What you will do. What is the number of lines holding the word "brusheezy"? Give that number alone.

Materials provided.

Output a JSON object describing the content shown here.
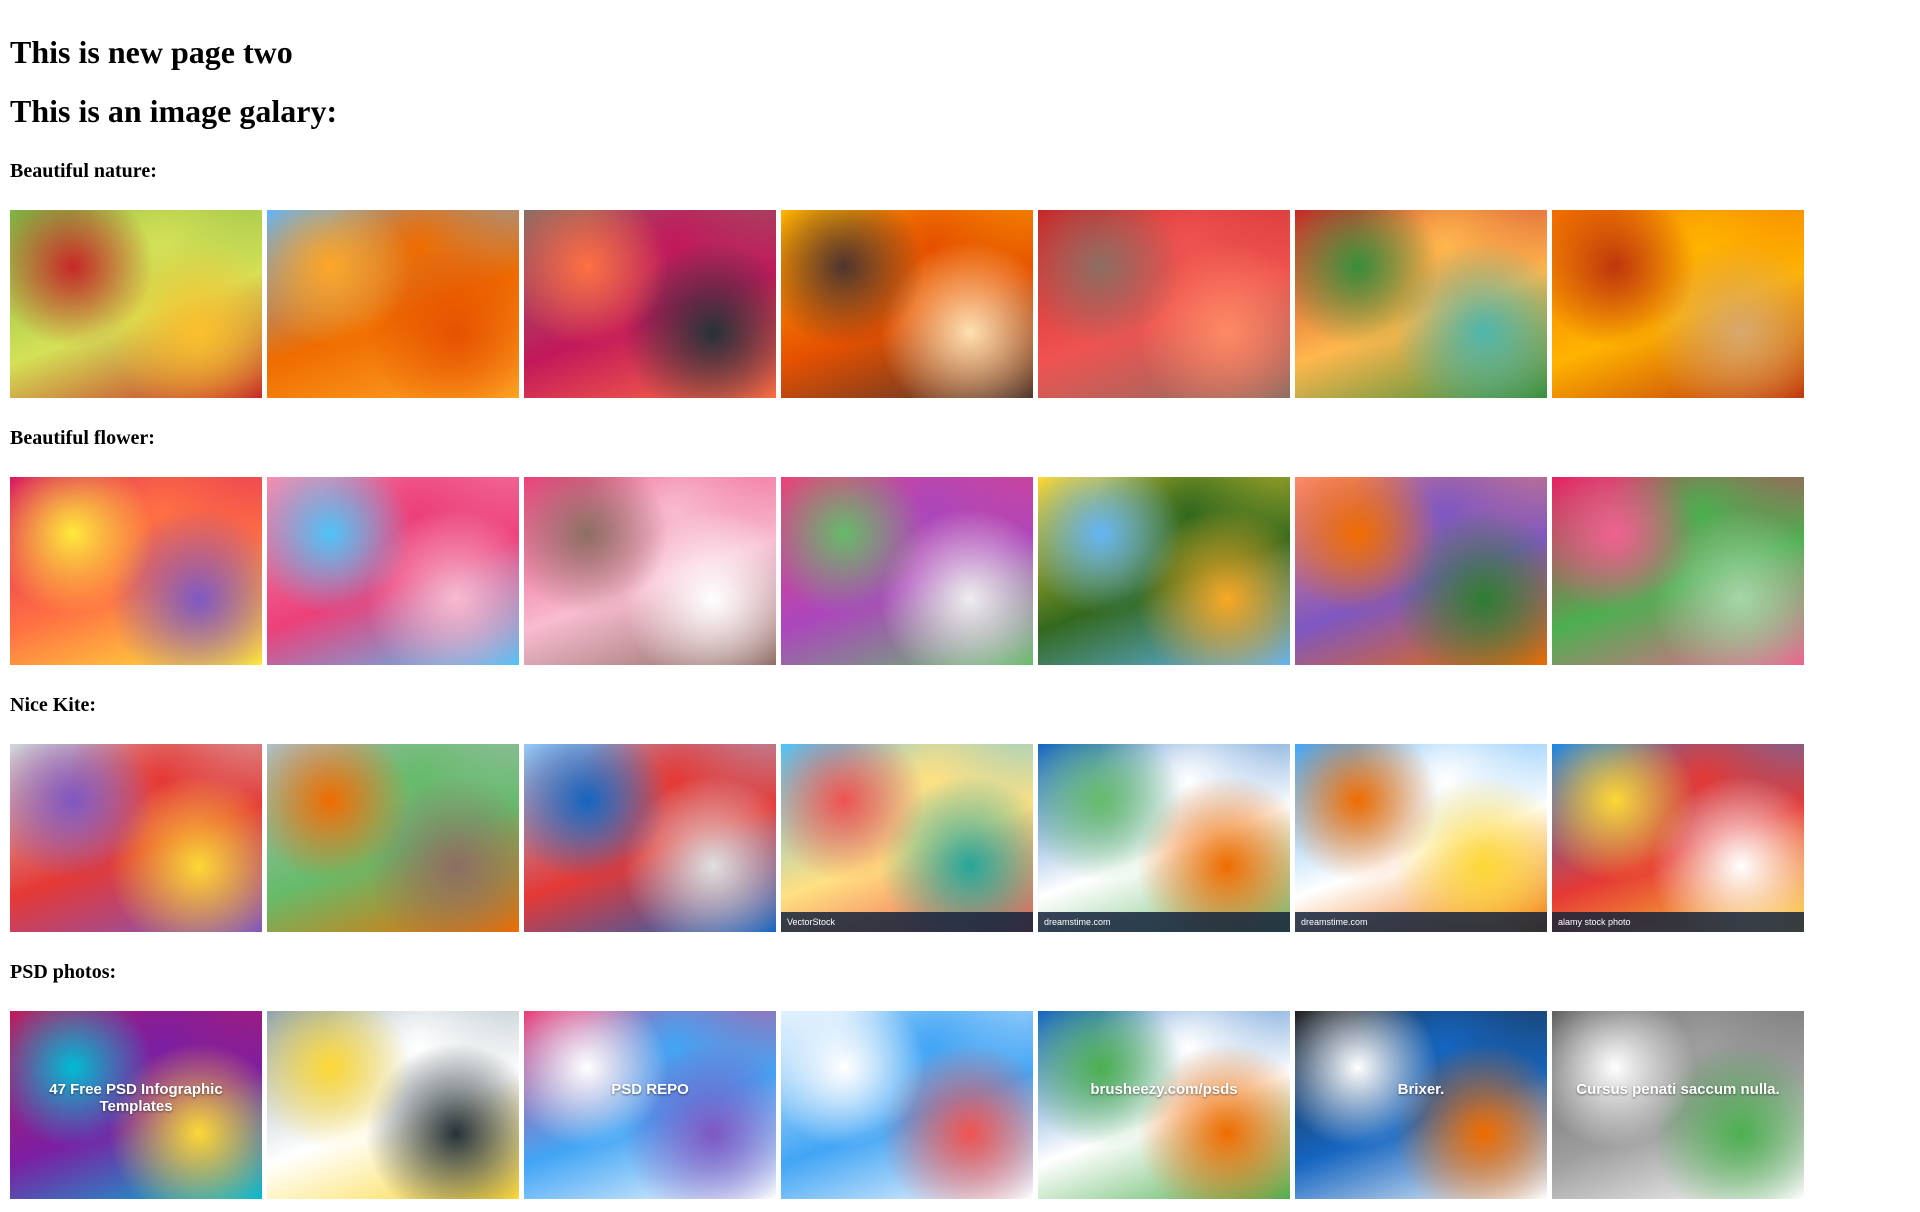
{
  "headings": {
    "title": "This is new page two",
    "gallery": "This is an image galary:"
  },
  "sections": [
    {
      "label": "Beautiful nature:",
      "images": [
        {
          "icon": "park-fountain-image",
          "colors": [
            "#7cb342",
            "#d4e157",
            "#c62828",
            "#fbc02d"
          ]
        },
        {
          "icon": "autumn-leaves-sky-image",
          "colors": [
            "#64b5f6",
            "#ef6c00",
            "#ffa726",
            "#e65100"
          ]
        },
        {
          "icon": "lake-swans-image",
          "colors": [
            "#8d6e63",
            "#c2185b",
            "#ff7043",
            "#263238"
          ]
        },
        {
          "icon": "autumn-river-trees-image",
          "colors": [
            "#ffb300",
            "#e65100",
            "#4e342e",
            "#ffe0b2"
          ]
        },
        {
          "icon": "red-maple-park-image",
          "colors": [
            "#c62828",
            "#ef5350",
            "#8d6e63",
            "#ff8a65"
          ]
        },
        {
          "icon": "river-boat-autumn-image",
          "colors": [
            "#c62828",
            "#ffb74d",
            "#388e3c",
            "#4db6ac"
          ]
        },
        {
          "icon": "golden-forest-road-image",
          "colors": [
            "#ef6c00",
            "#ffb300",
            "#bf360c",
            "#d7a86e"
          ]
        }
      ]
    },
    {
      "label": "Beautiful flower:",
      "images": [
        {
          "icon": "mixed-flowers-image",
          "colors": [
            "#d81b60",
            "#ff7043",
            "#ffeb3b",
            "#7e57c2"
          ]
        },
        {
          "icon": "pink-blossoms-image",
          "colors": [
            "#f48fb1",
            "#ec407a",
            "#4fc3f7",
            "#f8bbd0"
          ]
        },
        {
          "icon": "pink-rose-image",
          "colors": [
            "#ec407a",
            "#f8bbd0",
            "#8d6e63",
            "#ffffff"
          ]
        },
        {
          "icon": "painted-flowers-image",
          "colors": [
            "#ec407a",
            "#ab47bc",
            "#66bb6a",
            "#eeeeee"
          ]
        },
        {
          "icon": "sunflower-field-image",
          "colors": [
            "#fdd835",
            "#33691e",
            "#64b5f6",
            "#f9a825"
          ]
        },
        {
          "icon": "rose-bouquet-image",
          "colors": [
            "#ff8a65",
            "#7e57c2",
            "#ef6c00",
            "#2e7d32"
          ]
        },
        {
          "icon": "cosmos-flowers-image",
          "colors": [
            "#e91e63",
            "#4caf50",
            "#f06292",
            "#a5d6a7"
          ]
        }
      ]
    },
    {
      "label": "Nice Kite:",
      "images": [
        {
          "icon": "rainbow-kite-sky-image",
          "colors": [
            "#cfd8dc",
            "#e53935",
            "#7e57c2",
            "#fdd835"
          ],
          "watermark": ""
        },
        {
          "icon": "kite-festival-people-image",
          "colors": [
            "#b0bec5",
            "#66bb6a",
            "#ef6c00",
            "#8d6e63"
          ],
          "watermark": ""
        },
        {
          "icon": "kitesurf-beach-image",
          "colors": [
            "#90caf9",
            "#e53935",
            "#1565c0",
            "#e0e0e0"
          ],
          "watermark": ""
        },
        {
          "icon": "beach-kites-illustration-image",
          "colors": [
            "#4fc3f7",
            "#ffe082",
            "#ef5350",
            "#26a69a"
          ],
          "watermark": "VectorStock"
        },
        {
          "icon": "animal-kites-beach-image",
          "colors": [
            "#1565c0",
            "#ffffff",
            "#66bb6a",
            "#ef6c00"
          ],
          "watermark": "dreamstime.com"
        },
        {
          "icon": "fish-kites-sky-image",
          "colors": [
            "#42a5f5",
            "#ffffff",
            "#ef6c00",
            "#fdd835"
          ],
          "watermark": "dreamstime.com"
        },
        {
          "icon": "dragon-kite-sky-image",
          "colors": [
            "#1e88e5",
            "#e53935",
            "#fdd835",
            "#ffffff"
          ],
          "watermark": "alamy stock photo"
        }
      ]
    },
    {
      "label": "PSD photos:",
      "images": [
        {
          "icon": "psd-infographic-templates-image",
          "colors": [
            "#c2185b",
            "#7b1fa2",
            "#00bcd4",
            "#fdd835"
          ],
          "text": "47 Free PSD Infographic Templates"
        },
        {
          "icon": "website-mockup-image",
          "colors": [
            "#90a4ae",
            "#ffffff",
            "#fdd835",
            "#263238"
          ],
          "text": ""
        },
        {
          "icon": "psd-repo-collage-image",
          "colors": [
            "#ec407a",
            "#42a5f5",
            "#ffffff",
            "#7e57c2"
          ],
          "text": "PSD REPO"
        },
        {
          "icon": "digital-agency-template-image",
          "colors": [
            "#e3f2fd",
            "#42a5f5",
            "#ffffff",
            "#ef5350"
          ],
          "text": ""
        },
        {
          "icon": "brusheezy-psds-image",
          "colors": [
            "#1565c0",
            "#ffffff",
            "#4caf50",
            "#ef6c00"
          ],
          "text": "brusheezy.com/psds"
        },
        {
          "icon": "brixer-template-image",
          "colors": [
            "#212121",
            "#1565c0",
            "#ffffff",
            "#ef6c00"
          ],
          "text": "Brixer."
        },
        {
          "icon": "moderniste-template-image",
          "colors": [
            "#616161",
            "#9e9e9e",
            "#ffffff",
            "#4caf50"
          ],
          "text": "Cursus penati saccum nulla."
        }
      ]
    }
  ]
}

Response. 2